**Given text**
<<<<

Bug #77907 The null character '\0' is ignored by strcmp when collation is utf8_unicode_ci
Submitted: 2 Aug 2015 5:01 Modified: 27 Oct 2015 11:11
Reporter: Jaime Sicam Email Updates:
Status: Not a Bug Impact on me:
None 
Category:MySQL Server: Charsets Severity:S3 (Non-critical)
Version:5.1.76, 5.5.46, 5.6.26, 5.6.27 and 5.7.9 OS:Any
Assigned to: CPU Architecture:Any

[2 Aug 2015 5:01] Jaime Sicam
Description:
It seems like "\0" is ignored by strcmp when collation is utf8_unicode_ci. I also get the same result if collation is utf8_spanish_ci or utf8_roman_ci

How to repeat:
mysql> set @s1 = "ab";
Query OK, 0 rows affected (0.00 sec)

mysql> set @s2 = "a\0\0\0b";
Query OK, 0 rows affected (0.00 sec)

mysql> select strcmp(@s1,@s2);
+-----------------+
| strcmp(@s1,@s2) |
+-----------------+
|               1 |
+-----------------+
1 row in set (0.00 sec)

mysql> set @s1 = _utf8 'ab' collate utf8_general_ci;
Query OK, 0 rows affected (0.00 sec)

mysql> set @s2 = _utf8 'a\0\0\0b' collate utf8_general_ci;
Query OK, 0 rows affected (0.00 sec)

>>>>

**Short exercise**
For each statement below, say yes or no to whether it agrees with the bug report, and quote the words from the report that decide it. 1. The report has been given the status "Not a Bug." 2. The reporter gets the same result with the utf8_spanish_ci collation. 3. The report's severity is marked as critical.

**Dataset entries**
<<<<

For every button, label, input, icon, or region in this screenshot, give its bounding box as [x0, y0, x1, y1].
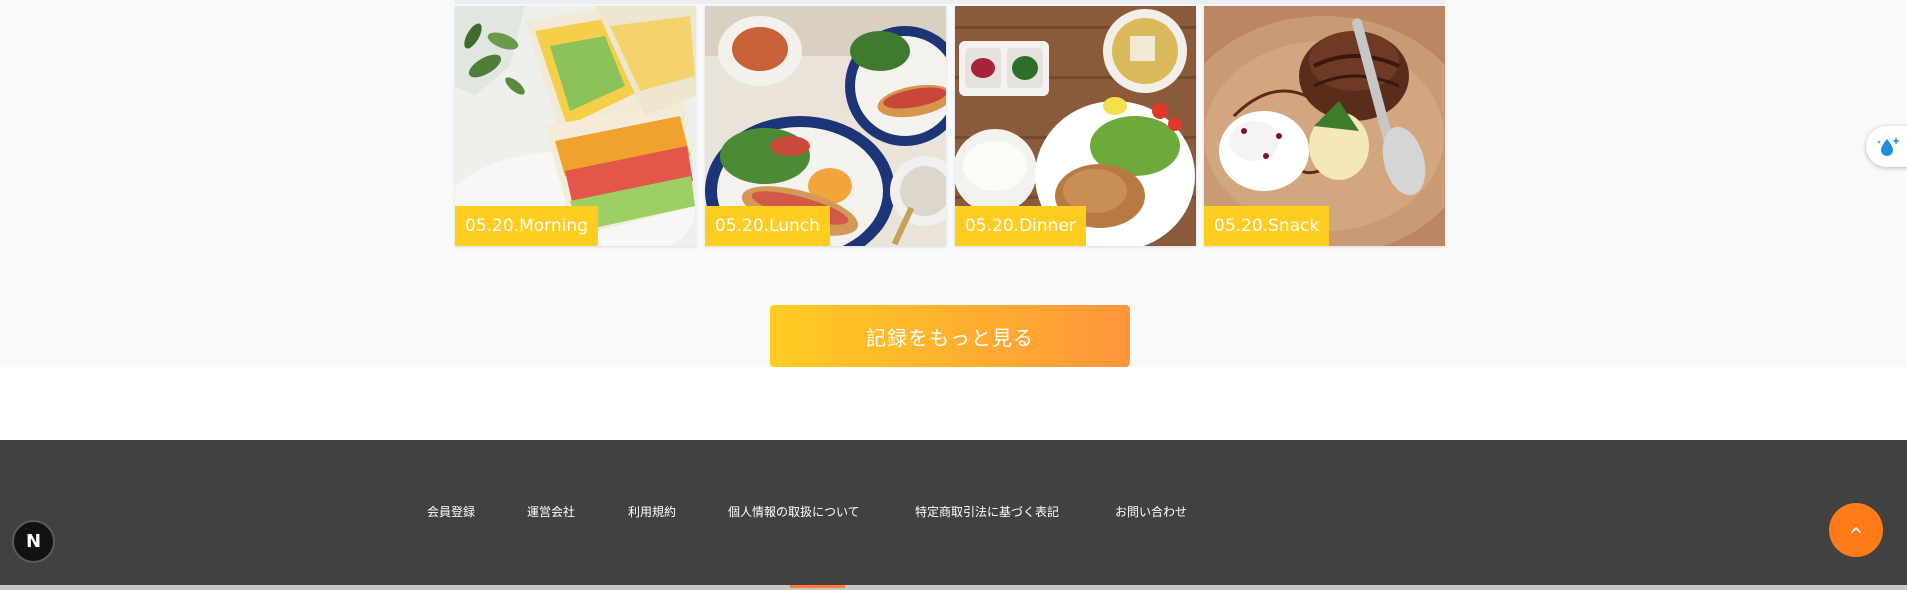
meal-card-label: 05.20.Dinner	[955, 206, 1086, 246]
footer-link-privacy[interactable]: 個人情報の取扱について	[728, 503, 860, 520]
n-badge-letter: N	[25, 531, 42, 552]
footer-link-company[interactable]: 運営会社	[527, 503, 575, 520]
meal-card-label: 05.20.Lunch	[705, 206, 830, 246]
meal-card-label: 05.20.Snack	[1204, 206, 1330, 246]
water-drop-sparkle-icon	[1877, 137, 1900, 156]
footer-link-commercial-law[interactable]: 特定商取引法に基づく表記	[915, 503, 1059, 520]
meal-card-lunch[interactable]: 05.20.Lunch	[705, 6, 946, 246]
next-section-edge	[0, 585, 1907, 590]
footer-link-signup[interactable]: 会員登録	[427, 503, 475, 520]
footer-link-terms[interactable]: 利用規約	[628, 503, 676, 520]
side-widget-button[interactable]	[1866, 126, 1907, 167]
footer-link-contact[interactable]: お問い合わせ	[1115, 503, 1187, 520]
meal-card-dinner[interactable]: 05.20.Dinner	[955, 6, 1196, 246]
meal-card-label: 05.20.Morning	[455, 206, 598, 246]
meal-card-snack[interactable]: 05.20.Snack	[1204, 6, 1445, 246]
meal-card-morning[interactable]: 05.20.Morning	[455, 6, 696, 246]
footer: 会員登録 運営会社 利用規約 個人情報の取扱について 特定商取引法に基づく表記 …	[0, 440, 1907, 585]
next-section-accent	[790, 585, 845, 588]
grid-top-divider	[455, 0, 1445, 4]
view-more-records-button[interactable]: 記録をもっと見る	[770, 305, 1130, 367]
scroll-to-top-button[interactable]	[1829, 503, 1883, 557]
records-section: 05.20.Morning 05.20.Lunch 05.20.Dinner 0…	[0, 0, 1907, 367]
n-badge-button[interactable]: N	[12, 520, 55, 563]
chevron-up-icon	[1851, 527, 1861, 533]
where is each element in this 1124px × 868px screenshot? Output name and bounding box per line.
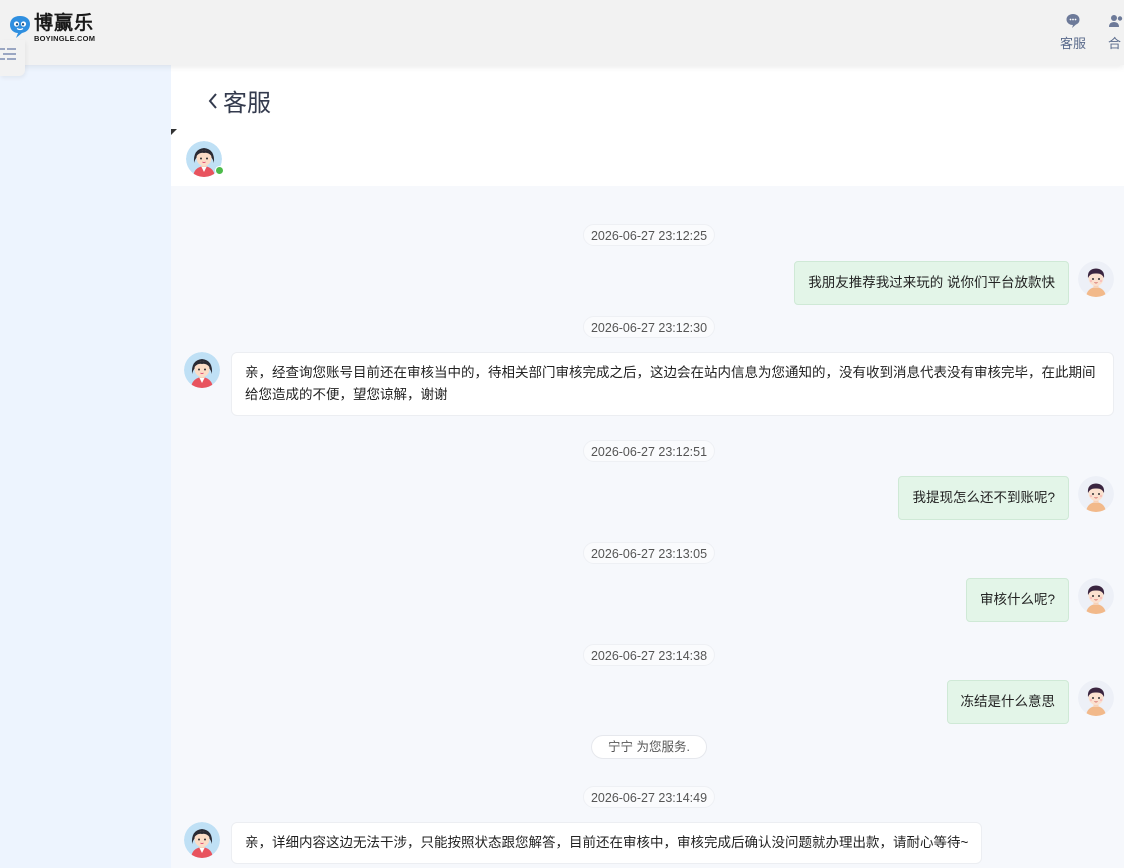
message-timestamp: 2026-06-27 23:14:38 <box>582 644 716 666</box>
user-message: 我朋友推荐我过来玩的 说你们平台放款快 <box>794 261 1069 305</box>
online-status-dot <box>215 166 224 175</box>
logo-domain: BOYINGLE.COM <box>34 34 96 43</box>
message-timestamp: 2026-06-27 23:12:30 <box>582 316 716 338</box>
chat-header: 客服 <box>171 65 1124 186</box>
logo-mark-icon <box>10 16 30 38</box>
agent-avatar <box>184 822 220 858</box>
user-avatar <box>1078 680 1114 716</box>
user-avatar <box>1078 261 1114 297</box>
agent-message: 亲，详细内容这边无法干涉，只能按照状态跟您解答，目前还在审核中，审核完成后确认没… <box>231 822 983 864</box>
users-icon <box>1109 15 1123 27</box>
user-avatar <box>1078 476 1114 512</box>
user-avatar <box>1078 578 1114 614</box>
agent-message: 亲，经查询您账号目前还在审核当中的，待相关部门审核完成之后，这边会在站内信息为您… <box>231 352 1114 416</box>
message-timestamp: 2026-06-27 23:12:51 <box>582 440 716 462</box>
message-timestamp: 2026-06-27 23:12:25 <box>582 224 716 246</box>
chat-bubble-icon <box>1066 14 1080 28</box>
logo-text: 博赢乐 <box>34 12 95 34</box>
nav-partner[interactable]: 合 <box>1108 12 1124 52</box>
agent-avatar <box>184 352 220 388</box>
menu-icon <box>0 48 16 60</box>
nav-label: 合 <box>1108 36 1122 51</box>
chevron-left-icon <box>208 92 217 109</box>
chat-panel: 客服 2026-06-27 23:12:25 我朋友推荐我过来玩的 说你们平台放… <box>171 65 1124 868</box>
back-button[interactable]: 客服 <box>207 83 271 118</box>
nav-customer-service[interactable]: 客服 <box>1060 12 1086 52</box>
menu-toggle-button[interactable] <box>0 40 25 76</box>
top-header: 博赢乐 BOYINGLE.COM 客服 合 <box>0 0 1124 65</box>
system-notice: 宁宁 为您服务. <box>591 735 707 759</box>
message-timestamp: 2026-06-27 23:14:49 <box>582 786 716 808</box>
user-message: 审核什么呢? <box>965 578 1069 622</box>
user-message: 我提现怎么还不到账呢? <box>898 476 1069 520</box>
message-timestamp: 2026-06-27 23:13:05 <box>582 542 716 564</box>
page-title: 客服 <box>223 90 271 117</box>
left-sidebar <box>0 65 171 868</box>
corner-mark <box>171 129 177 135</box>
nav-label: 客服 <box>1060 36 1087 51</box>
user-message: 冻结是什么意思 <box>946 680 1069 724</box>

>>>>

**Exercise result**
1. Yes: "Status: Not a Bug"
2. Yes: "I also get the same result if collation is utf8_spanish_ci or utf8_roman_ci"
3. No: "Severity:S3 (Non-critical)"